(WRITTEN EXERCISE):
Output the records exactly as they appear, with no pictures included.

(ITEMS):
★ ★ ★

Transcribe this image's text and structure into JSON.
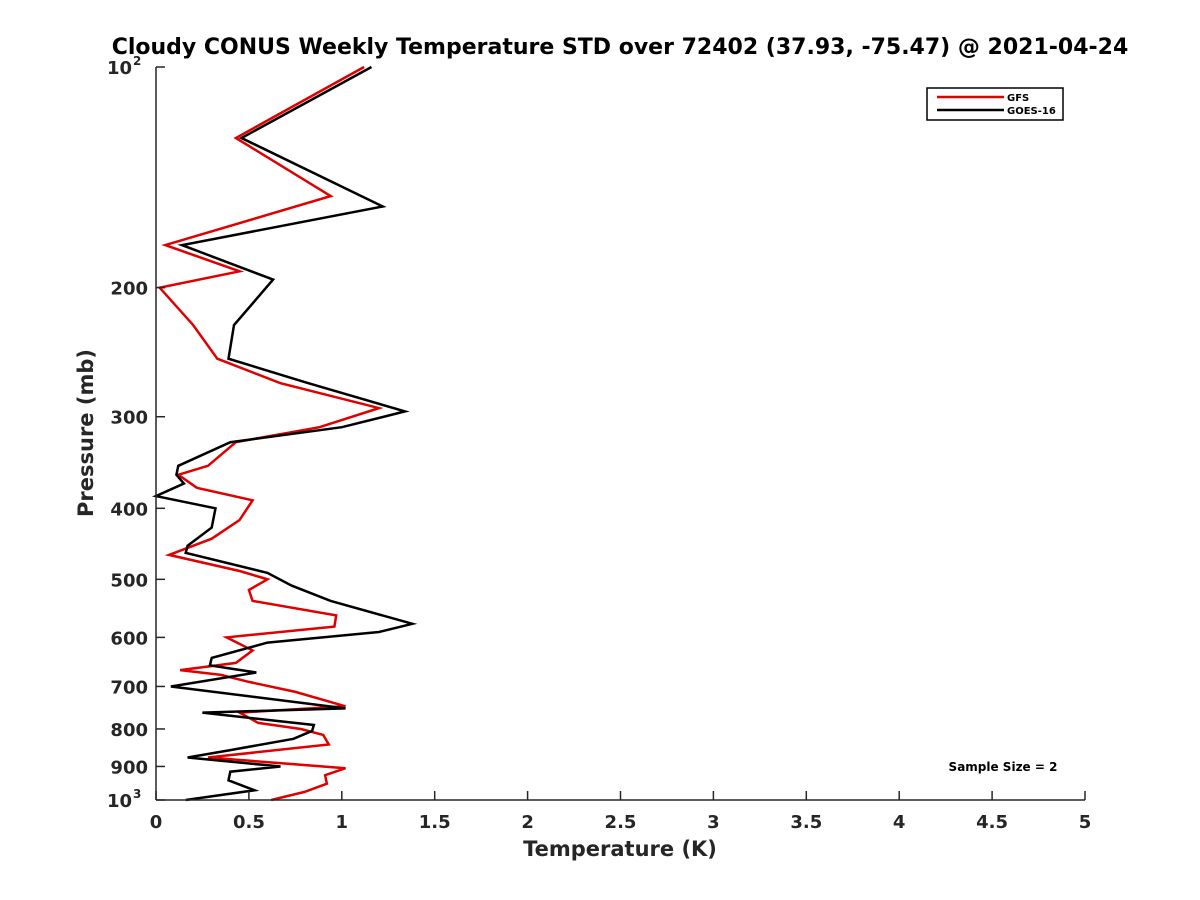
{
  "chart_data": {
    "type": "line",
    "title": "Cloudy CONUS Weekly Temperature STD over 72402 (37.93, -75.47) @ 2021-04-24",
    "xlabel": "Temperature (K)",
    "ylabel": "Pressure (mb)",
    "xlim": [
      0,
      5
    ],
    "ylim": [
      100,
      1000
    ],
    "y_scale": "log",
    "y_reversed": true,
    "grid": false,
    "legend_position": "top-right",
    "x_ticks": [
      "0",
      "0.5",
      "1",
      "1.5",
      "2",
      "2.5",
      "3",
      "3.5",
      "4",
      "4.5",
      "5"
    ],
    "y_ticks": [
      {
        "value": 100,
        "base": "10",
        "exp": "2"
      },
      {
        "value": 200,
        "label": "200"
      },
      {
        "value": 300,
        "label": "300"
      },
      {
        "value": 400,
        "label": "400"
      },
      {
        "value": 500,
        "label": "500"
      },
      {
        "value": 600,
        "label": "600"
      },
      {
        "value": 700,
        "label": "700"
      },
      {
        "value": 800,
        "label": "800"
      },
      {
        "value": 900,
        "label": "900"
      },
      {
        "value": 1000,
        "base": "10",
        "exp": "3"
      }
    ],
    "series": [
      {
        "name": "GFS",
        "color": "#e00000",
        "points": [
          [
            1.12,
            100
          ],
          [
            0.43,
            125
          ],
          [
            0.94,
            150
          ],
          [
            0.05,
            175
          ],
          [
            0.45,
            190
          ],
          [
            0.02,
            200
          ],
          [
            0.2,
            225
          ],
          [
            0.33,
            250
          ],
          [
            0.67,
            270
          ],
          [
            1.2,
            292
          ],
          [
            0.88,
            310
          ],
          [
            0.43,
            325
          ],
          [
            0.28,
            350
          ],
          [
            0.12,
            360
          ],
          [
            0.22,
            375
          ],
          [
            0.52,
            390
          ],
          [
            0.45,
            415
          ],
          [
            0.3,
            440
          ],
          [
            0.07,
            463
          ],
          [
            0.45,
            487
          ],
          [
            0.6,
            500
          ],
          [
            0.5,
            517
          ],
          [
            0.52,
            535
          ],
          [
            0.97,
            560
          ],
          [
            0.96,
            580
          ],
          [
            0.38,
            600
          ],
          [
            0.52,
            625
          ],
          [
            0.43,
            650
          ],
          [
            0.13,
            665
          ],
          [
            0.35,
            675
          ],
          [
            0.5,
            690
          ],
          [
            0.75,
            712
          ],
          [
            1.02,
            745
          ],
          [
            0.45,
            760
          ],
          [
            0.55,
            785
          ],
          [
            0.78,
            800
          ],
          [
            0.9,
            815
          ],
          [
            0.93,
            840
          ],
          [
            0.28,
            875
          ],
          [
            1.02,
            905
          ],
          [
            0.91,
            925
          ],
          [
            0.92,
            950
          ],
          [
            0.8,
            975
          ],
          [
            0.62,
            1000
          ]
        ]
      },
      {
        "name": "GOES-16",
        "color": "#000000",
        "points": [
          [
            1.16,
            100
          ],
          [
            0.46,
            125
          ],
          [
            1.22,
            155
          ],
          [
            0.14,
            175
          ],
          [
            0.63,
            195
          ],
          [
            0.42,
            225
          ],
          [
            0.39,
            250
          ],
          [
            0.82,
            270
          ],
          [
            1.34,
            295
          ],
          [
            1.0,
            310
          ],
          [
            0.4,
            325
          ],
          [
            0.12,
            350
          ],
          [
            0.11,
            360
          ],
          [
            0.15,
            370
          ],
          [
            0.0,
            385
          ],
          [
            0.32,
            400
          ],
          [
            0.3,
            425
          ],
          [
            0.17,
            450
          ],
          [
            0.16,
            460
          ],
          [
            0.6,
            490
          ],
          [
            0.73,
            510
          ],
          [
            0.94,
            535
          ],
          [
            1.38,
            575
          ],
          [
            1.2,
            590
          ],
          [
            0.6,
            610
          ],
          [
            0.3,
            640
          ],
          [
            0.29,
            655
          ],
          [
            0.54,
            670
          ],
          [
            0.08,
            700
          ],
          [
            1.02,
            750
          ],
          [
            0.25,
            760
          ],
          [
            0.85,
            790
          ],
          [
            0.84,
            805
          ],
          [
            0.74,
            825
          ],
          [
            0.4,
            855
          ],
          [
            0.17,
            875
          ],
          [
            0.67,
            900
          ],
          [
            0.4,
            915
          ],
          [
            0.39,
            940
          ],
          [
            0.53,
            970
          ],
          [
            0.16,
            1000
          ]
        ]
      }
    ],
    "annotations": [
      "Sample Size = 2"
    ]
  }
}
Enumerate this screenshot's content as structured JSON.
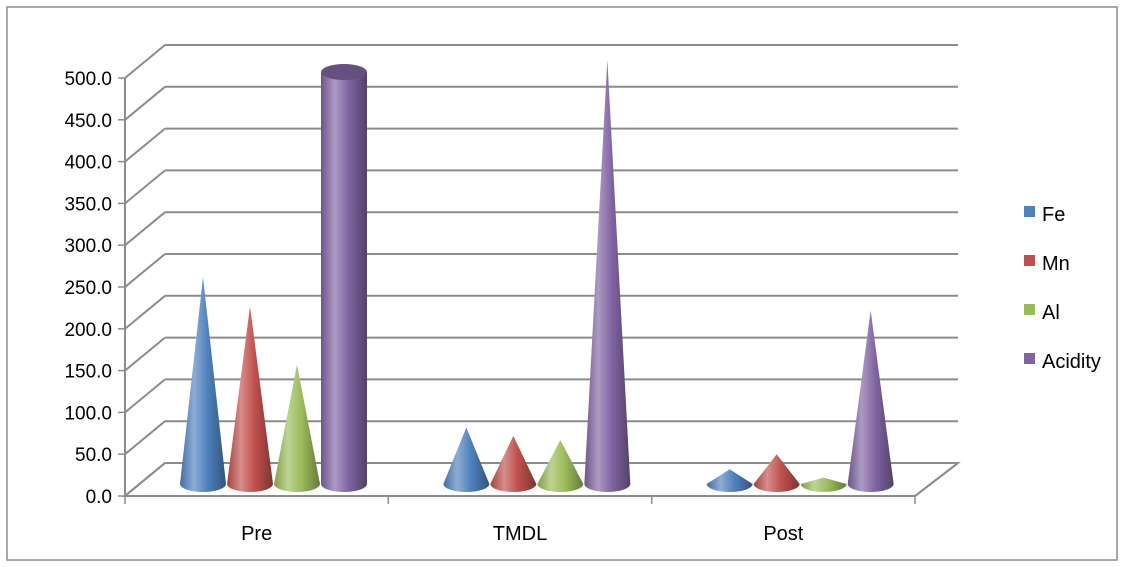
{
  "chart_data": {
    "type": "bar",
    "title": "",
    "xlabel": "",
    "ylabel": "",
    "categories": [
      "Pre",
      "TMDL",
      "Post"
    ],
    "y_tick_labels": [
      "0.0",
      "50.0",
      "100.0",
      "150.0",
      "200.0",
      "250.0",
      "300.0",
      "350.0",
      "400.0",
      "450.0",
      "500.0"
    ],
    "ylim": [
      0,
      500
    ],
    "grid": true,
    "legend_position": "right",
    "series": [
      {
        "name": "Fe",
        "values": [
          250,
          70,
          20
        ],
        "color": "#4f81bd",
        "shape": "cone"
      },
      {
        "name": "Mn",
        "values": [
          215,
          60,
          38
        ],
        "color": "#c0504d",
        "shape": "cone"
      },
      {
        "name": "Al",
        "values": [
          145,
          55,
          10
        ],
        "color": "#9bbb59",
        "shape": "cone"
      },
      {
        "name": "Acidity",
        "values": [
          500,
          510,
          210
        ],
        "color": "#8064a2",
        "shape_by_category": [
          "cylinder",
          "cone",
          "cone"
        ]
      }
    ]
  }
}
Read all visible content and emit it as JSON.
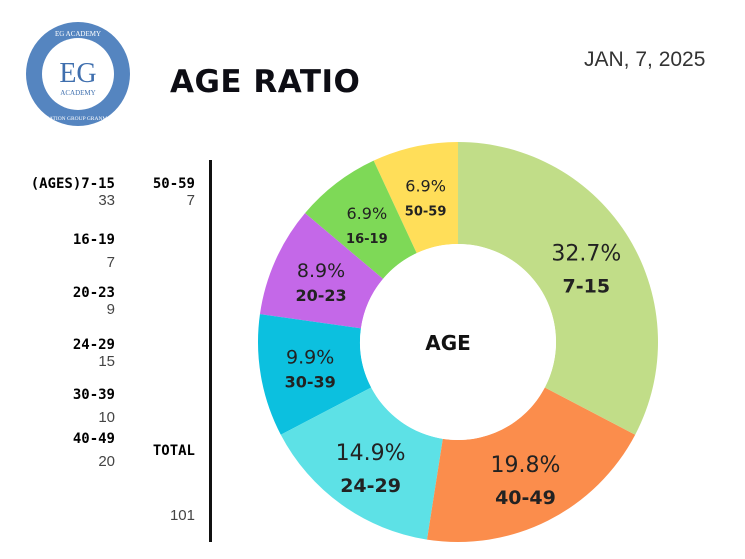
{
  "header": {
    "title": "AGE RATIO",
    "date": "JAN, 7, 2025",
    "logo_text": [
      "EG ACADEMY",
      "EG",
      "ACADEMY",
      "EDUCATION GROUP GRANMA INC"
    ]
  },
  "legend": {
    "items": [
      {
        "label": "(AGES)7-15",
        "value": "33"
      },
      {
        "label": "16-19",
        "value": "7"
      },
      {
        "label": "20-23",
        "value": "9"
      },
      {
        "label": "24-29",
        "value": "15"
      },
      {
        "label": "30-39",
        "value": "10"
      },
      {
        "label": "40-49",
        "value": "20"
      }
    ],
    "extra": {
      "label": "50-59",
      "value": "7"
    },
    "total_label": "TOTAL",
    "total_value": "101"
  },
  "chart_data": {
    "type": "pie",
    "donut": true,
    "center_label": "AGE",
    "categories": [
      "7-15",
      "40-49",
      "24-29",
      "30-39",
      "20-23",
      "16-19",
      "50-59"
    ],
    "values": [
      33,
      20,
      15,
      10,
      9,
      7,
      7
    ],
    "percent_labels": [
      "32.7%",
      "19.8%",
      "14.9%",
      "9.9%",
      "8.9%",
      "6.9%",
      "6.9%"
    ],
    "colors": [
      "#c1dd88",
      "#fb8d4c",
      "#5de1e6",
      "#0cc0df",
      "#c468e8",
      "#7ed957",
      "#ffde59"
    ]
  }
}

★ ★ ★

(TASK RESPONSE):
Transcribe this image's text and structure into JSON.
{
  "chart_data": {
    "type": "line",
    "title": "Cloudy CONUS Weekly Temperature STD over 72402 (37.93, -75.47) @ 2021-04-24",
    "xlabel": "Temperature (K)",
    "ylabel": "Pressure (mb)",
    "xlim": [
      0,
      5
    ],
    "ylim": [
      100,
      1000
    ],
    "y_scale": "log",
    "y_reversed": true,
    "grid": false,
    "legend_position": "top-right",
    "x_ticks": [
      "0",
      "0.5",
      "1",
      "1.5",
      "2",
      "2.5",
      "3",
      "3.5",
      "4",
      "4.5",
      "5"
    ],
    "y_ticks": [
      {
        "value": 100,
        "base": "10",
        "exp": "2"
      },
      {
        "value": 200,
        "label": "200"
      },
      {
        "value": 300,
        "label": "300"
      },
      {
        "value": 400,
        "label": "400"
      },
      {
        "value": 500,
        "label": "500"
      },
      {
        "value": 600,
        "label": "600"
      },
      {
        "value": 700,
        "label": "700"
      },
      {
        "value": 800,
        "label": "800"
      },
      {
        "value": 900,
        "label": "900"
      },
      {
        "value": 1000,
        "base": "10",
        "exp": "3"
      }
    ],
    "series": [
      {
        "name": "GFS",
        "color": "#e00000",
        "points": [
          [
            1.12,
            100
          ],
          [
            0.43,
            125
          ],
          [
            0.94,
            150
          ],
          [
            0.05,
            175
          ],
          [
            0.45,
            190
          ],
          [
            0.02,
            200
          ],
          [
            0.2,
            225
          ],
          [
            0.33,
            250
          ],
          [
            0.67,
            270
          ],
          [
            1.2,
            292
          ],
          [
            0.88,
            310
          ],
          [
            0.43,
            325
          ],
          [
            0.28,
            350
          ],
          [
            0.12,
            360
          ],
          [
            0.22,
            375
          ],
          [
            0.52,
            390
          ],
          [
            0.45,
            415
          ],
          [
            0.3,
            440
          ],
          [
            0.07,
            463
          ],
          [
            0.45,
            487
          ],
          [
            0.6,
            500
          ],
          [
            0.5,
            517
          ],
          [
            0.52,
            535
          ],
          [
            0.97,
            560
          ],
          [
            0.96,
            580
          ],
          [
            0.38,
            600
          ],
          [
            0.52,
            625
          ],
          [
            0.43,
            650
          ],
          [
            0.13,
            665
          ],
          [
            0.35,
            675
          ],
          [
            0.5,
            690
          ],
          [
            0.75,
            712
          ],
          [
            1.02,
            745
          ],
          [
            0.45,
            760
          ],
          [
            0.55,
            785
          ],
          [
            0.78,
            800
          ],
          [
            0.9,
            815
          ],
          [
            0.93,
            840
          ],
          [
            0.28,
            875
          ],
          [
            1.02,
            905
          ],
          [
            0.91,
            925
          ],
          [
            0.92,
            950
          ],
          [
            0.8,
            975
          ],
          [
            0.62,
            1000
          ]
        ]
      },
      {
        "name": "GOES-16",
        "color": "#000000",
        "points": [
          [
            1.16,
            100
          ],
          [
            0.46,
            125
          ],
          [
            1.22,
            155
          ],
          [
            0.14,
            175
          ],
          [
            0.63,
            195
          ],
          [
            0.42,
            225
          ],
          [
            0.39,
            250
          ],
          [
            0.82,
            270
          ],
          [
            1.34,
            295
          ],
          [
            1.0,
            310
          ],
          [
            0.4,
            325
          ],
          [
            0.12,
            350
          ],
          [
            0.11,
            360
          ],
          [
            0.15,
            370
          ],
          [
            0.0,
            385
          ],
          [
            0.32,
            400
          ],
          [
            0.3,
            425
          ],
          [
            0.17,
            450
          ],
          [
            0.16,
            460
          ],
          [
            0.6,
            490
          ],
          [
            0.73,
            510
          ],
          [
            0.94,
            535
          ],
          [
            1.38,
            575
          ],
          [
            1.2,
            590
          ],
          [
            0.6,
            610
          ],
          [
            0.3,
            640
          ],
          [
            0.29,
            655
          ],
          [
            0.54,
            670
          ],
          [
            0.08,
            700
          ],
          [
            1.02,
            750
          ],
          [
            0.25,
            760
          ],
          [
            0.85,
            790
          ],
          [
            0.84,
            805
          ],
          [
            0.74,
            825
          ],
          [
            0.4,
            855
          ],
          [
            0.17,
            875
          ],
          [
            0.67,
            900
          ],
          [
            0.4,
            915
          ],
          [
            0.39,
            940
          ],
          [
            0.53,
            970
          ],
          [
            0.16,
            1000
          ]
        ]
      }
    ],
    "annotations": [
      "Sample Size = 2"
    ]
  }
}
Enumerate this screenshot's content as structured JSON.
{
  "chart_data": {
    "type": "bar",
    "title": "",
    "xlabel": "",
    "ylabel": "",
    "categories": [
      "Pre",
      "TMDL",
      "Post"
    ],
    "y_tick_labels": [
      "0.0",
      "50.0",
      "100.0",
      "150.0",
      "200.0",
      "250.0",
      "300.0",
      "350.0",
      "400.0",
      "450.0",
      "500.0"
    ],
    "ylim": [
      0,
      500
    ],
    "grid": true,
    "legend_position": "right",
    "series": [
      {
        "name": "Fe",
        "values": [
          250,
          70,
          20
        ],
        "color": "#4f81bd",
        "shape": "cone"
      },
      {
        "name": "Mn",
        "values": [
          215,
          60,
          38
        ],
        "color": "#c0504d",
        "shape": "cone"
      },
      {
        "name": "Al",
        "values": [
          145,
          55,
          10
        ],
        "color": "#9bbb59",
        "shape": "cone"
      },
      {
        "name": "Acidity",
        "values": [
          500,
          510,
          210
        ],
        "color": "#8064a2",
        "shape_by_category": [
          "cylinder",
          "cone",
          "cone"
        ]
      }
    ]
  }
}
Read all visible content and emit it as JSON.
{
  "header": {
    "title": "AGE RATIO",
    "date": "JAN, 7, 2025",
    "logo_text": [
      "EG ACADEMY",
      "EG",
      "ACADEMY",
      "EDUCATION GROUP GRANMA INC"
    ]
  },
  "legend": {
    "items": [
      {
        "label": "(AGES)7-15",
        "value": "33"
      },
      {
        "label": "16-19",
        "value": "7"
      },
      {
        "label": "20-23",
        "value": "9"
      },
      {
        "label": "24-29",
        "value": "15"
      },
      {
        "label": "30-39",
        "value": "10"
      },
      {
        "label": "40-49",
        "value": "20"
      }
    ],
    "extra": {
      "label": "50-59",
      "value": "7"
    },
    "total_label": "TOTAL",
    "total_value": "101"
  },
  "chart_data": {
    "type": "pie",
    "donut": true,
    "center_label": "AGE",
    "categories": [
      "7-15",
      "40-49",
      "24-29",
      "30-39",
      "20-23",
      "16-19",
      "50-59"
    ],
    "values": [
      33,
      20,
      15,
      10,
      9,
      7,
      7
    ],
    "percent_labels": [
      "32.7%",
      "19.8%",
      "14.9%",
      "9.9%",
      "8.9%",
      "6.9%",
      "6.9%"
    ],
    "colors": [
      "#c1dd88",
      "#fb8d4c",
      "#5de1e6",
      "#0cc0df",
      "#c468e8",
      "#7ed957",
      "#ffde59"
    ]
  }
}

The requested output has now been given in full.